▶ [Task details]: Exclude the pictures from your copy, and reproduce each entry below verbatim.

Page images and their text:
-- -- --
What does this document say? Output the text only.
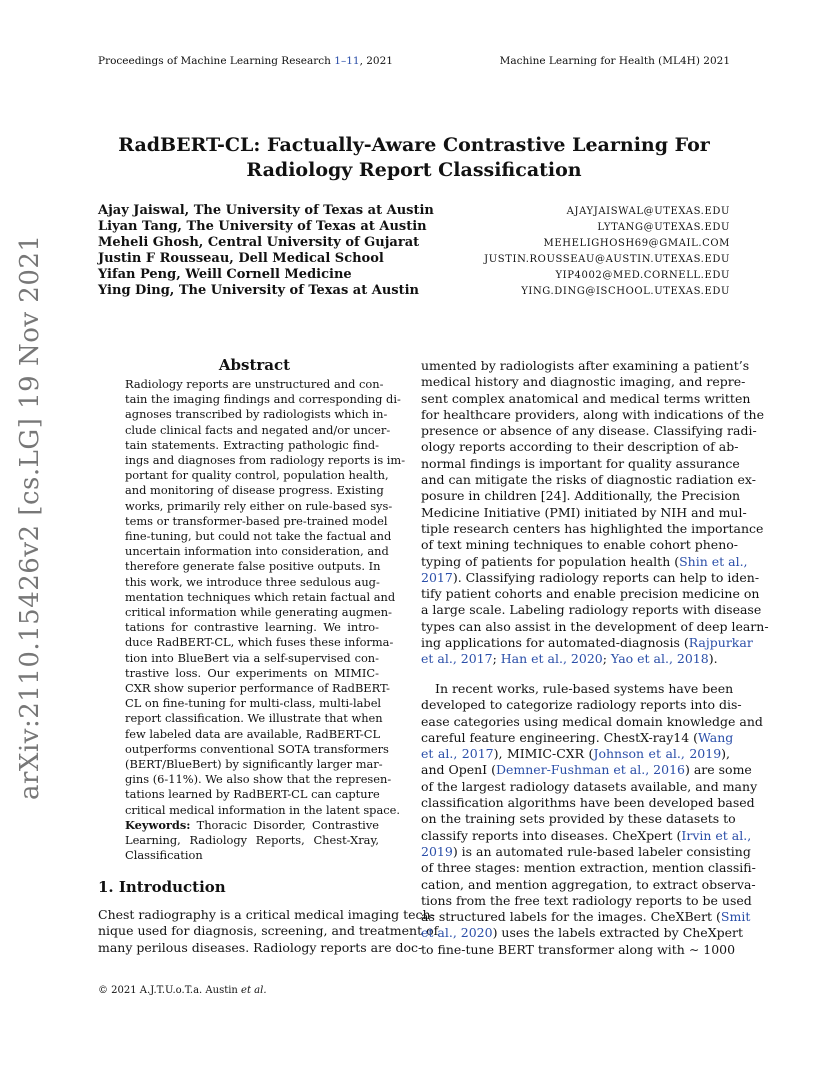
Proceedings of Machine Learning Research 1–11, 2021	Machine Learning for Health (ML4H) 2021
RadBERT-CL: Factually-Aware Contrastive Learning For
Radiology Report Classification
Ajay Jaiswal, The University of Texas at Austin	AJAYJAISWAL@UTEXAS.EDU
Liyan Tang, The University of Texas at Austin	LYTANG@UTEXAS.EDU
Meheli Ghosh, Central University of Gujarat	MEHELIGHOSH69@GMAIL.COM
Justin F Rousseau, Dell Medical School	JUSTIN.ROUSSEAU@AUSTIN.UTEXAS.EDU
Yifan Peng, Weill Cornell Medicine	YIP4002@MED.CORNELL.EDU
Ying Ding, The University of Texas at Austin	YING.DING@ISCHOOL.UTEXAS.EDU
arXiv:2110.15426v2 [cs.LG] 19 Nov 2021	Abstract
Radiology reports are unstructured and con-
tain the imaging findings and corresponding di-
agnoses transcribed by radiologists which in-
clude clinical facts and negated and/or uncer-
tain statements. Extracting pathologic find-
ings and diagnoses from radiology reports is im-
portant for quality control, population health,
and monitoring of disease progress. Existing
works, primarily rely either on rule-based sys-
tems or transformer-based pre-trained model
fine-tuning, but could not take the factual and
uncertain information into consideration, and
therefore generate false positive outputs. In
this work, we introduce three sedulous aug-
mentation techniques which retain factual and
critical information while generating augmen-
tations for contrastive learning. We intro-
duce RadBERT-CL, which fuses these informa-
tion into BlueBert via a self-supervised con-
trastive loss. Our experiments on MIMIC-
CXR show superior performance of RadBERT-
CL on fine-tuning for multi-class, multi-label
report classification. We illustrate that when
few labeled data are available, RadBERT-CL
outperforms conventional SOTA transformers
(BERT/BlueBert) by significantly larger mar-
gins (6-11%). We also show that the represen-
tations learned by RadBERT-CL can capture
critical medical information in the latent space.
Keywords: Thoracic Disorder, Contrastive
Learning, Radiology Reports, Chest-Xray,
Classification
1. Introduction
Chest radiography is a critical medical imaging tech-
nique used for diagnosis, screening, and treatment of
many perilous diseases. Radiology reports are doc-
umented by radiologists after examining a patient’s
medical history and diagnostic imaging, and repre-
sent complex anatomical and medical terms written
for healthcare providers, along with indications of the
presence or absence of any disease. Classifying radi-
ology reports according to their description of ab-
normal findings is important for quality assurance
and can mitigate the risks of diagnostic radiation ex-
posure in children [24]. Additionally, the Precision
Medicine Initiative (PMI) initiated by NIH and mul-
tiple research centers has highlighted the importance
of text mining techniques to enable cohort pheno-
typing of patients for population health (Shin et al.,
2017). Classifying radiology reports can help to iden-
tify patient cohorts and enable precision medicine on
a large scale. Labeling radiology reports with disease
types can also assist in the development of deep learn-
ing applications for automated-diagnosis (Rajpurkar
et al., 2017; Han et al., 2020; Yao et al., 2018).
In recent works, rule-based systems have been
developed to categorize radiology reports into dis-
ease categories using medical domain knowledge and
careful feature engineering. ChestX-ray14 (Wang
et al., 2017), MIMIC-CXR (Johnson et al., 2019),
and OpenI (Demner-Fushman et al., 2016) are some
of the largest radiology datasets available, and many
classification algorithms have been developed based
on the training sets provided by these datasets to
classify reports into diseases. CheXpert (Irvin et al.,
2019) is an automated rule-based labeler consisting
of three stages: mention extraction, mention classifi-
cation, and mention aggregation, to extract observa-
tions from the free text radiology reports to be used
as structured labels for the images. CheXBert (Smit
et al., 2020) uses the labels extracted by CheXpert
to fine-tune BERT transformer along with ∼ 1000
© 2021 A.J.T.U.o.T.a. Austin et al.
-- -- --
▶ [Answer to this problem]:
What does this document say? Output the text only.
Proceedings of Machine Learning Research 1–11, 2021	Machine Learning for Health (ML4H) 2021
RadBERT-CL: Factually-Aware Contrastive Learning For
Radiology Report Classification
Ajay Jaiswal, The University of Texas at Austin	AJAYJAISWAL@UTEXAS.EDU
Liyan Tang, The University of Texas at Austin	LYTANG@UTEXAS.EDU
Meheli Ghosh, Central University of Gujarat	MEHELIGHOSH69@GMAIL.COM
Justin F Rousseau, Dell Medical School	JUSTIN.ROUSSEAU@AUSTIN.UTEXAS.EDU
Yifan Peng, Weill Cornell Medicine	YIP4002@MED.CORNELL.EDU
Ying Ding, The University of Texas at Austin	YING.DING@ISCHOOL.UTEXAS.EDU
arXiv:2110.15426v2 [cs.LG] 19 Nov 2021	Abstract
Radiology reports are unstructured and con-
tain the imaging findings and corresponding di-
agnoses transcribed by radiologists which in-
clude clinical facts and negated and/or uncer-
tain statements. Extracting pathologic find-
ings and diagnoses from radiology reports is im-
portant for quality control, population health,
and monitoring of disease progress. Existing
works, primarily rely either on rule-based sys-
tems or transformer-based pre-trained model
fine-tuning, but could not take the factual and
uncertain information into consideration, and
therefore generate false positive outputs. In
this work, we introduce three sedulous aug-
mentation techniques which retain factual and
critical information while generating augmen-
tations for contrastive learning. We intro-
duce RadBERT-CL, which fuses these informa-
tion into BlueBert via a self-supervised con-
trastive loss. Our experiments on MIMIC-
CXR show superior performance of RadBERT-
CL on fine-tuning for multi-class, multi-label
report classification. We illustrate that when
few labeled data are available, RadBERT-CL
outperforms conventional SOTA transformers
(BERT/BlueBert) by significantly larger mar-
gins (6-11%). We also show that the represen-
tations learned by RadBERT-CL can capture
critical medical information in the latent space.
Keywords: Thoracic Disorder, Contrastive
Learning, Radiology Reports, Chest-Xray,
Classification
1. Introduction
Chest radiography is a critical medical imaging tech-
nique used for diagnosis, screening, and treatment of
many perilous diseases. Radiology reports are doc-
umented by radiologists after examining a patient’s
medical history and diagnostic imaging, and repre-
sent complex anatomical and medical terms written
for healthcare providers, along with indications of the
presence or absence of any disease. Classifying radi-
ology reports according to their description of ab-
normal findings is important for quality assurance
and can mitigate the risks of diagnostic radiation ex-
posure in children [24]. Additionally, the Precision
Medicine Initiative (PMI) initiated by NIH and mul-
tiple research centers has highlighted the importance
of text mining techniques to enable cohort pheno-
typing of patients for population health (Shin et al.,
2017). Classifying radiology reports can help to iden-
tify patient cohorts and enable precision medicine on
a large scale. Labeling radiology reports with disease
types can also assist in the development of deep learn-
ing applications for automated-diagnosis (Rajpurkar
et al., 2017; Han et al., 2020; Yao et al., 2018).
In recent works, rule-based systems have been
developed to categorize radiology reports into dis-
ease categories using medical domain knowledge and
careful feature engineering. ChestX-ray14 (Wang
et al., 2017), MIMIC-CXR (Johnson et al., 2019),
and OpenI (Demner-Fushman et al., 2016) are some
of the largest radiology datasets available, and many
classification algorithms have been developed based
on the training sets provided by these datasets to
classify reports into diseases. CheXpert (Irvin et al.,
2019) is an automated rule-based labeler consisting
of three stages: mention extraction, mention classifi-
cation, and mention aggregation, to extract observa-
tions from the free text radiology reports to be used
as structured labels for the images. CheXBert (Smit
et al., 2020) uses the labels extracted by CheXpert
to fine-tune BERT transformer along with ∼ 1000
© 2021 A.J.T.U.o.T.a. Austin et al.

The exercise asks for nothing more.